_AIM OF THE TASK_. Extract all of the data and reproduce it precisely.

(Stored records)

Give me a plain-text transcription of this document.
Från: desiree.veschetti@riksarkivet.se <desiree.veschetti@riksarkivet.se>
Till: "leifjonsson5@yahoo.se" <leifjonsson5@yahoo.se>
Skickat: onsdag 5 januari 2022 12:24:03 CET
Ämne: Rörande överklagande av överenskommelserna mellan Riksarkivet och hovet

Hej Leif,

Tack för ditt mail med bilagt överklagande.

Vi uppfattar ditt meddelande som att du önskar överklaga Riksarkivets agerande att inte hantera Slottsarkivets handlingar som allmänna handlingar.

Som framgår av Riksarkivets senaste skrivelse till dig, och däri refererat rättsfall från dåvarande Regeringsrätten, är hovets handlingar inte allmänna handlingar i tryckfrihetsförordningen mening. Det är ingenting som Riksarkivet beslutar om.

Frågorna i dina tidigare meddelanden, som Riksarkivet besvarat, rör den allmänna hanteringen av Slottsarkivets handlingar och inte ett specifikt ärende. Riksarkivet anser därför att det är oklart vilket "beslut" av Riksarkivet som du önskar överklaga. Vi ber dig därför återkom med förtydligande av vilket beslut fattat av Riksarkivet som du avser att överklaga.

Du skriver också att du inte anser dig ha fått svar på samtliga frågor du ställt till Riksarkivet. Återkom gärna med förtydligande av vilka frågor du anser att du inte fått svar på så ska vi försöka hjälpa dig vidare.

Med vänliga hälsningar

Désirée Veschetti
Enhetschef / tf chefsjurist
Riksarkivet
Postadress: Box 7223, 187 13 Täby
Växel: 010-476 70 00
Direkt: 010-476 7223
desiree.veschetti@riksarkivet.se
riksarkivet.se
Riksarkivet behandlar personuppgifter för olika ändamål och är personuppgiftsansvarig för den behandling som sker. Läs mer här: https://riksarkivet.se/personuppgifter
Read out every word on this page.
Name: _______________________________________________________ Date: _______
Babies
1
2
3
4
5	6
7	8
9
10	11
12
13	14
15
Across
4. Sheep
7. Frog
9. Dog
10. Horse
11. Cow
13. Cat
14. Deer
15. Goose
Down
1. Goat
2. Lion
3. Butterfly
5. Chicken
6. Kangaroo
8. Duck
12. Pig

_ANSWER FOR THIS EXERCISE_.
Give me a plain-text transcription of this document.
Från: desiree.veschetti@riksarkivet.se <desiree.veschetti@riksarkivet.se>
Till: "leifjonsson5@yahoo.se" <leifjonsson5@yahoo.se>
Skickat: onsdag 5 januari 2022 12:24:03 CET
Ämne: Rörande överklagande av överenskommelserna mellan Riksarkivet och hovet

Hej Leif,

Tack för ditt mail med bilagt överklagande.

Vi uppfattar ditt meddelande som att du önskar överklaga Riksarkivets agerande att inte hantera Slottsarkivets handlingar som allmänna handlingar.

Som framgår av Riksarkivets senaste skrivelse till dig, och däri refererat rättsfall från dåvarande Regeringsrätten, är hovets handlingar inte allmänna handlingar i tryckfrihetsförordningen mening. Det är ingenting som Riksarkivet beslutar om.

Frågorna i dina tidigare meddelanden, som Riksarkivet besvarat, rör den allmänna hanteringen av Slottsarkivets handlingar och inte ett specifikt ärende. Riksarkivet anser därför att det är oklart vilket "beslut" av Riksarkivet som du önskar överklaga. Vi ber dig därför återkom med förtydligande av vilket beslut fattat av Riksarkivet som du avser att överklaga.

Du skriver också att du inte anser dig ha fått svar på samtliga frågor du ställt till Riksarkivet. Återkom gärna med förtydligande av vilka frågor du anser att du inte fått svar på så ska vi försöka hjälpa dig vidare.

Med vänliga hälsningar

Désirée Veschetti
Enhetschef / tf chefsjurist
Riksarkivet
Postadress: Box 7223, 187 13 Täby
Växel: 010-476 70 00
Direkt: 010-476 7223
desiree.veschetti@riksarkivet.se
riksarkivet.se
Riksarkivet behandlar personuppgifter för olika ändamål och är personuppgiftsansvarig för den behandling som sker. Läs mer här: https://riksarkivet.se/personuppgifter
Read out every word on this page.
Name: _______________________________________________________ Date: _______
Babies
1
2
3
4
5	6
7	8
9
10	11
12
13	14
15
Across
4. Sheep
7. Frog
9. Dog
10. Horse
11. Cow
13. Cat
14. Deer
15. Goose
Down
1. Goat
2. Lion
3. Butterfly
5. Chicken
6. Kangaroo
8. Duck
12. Pig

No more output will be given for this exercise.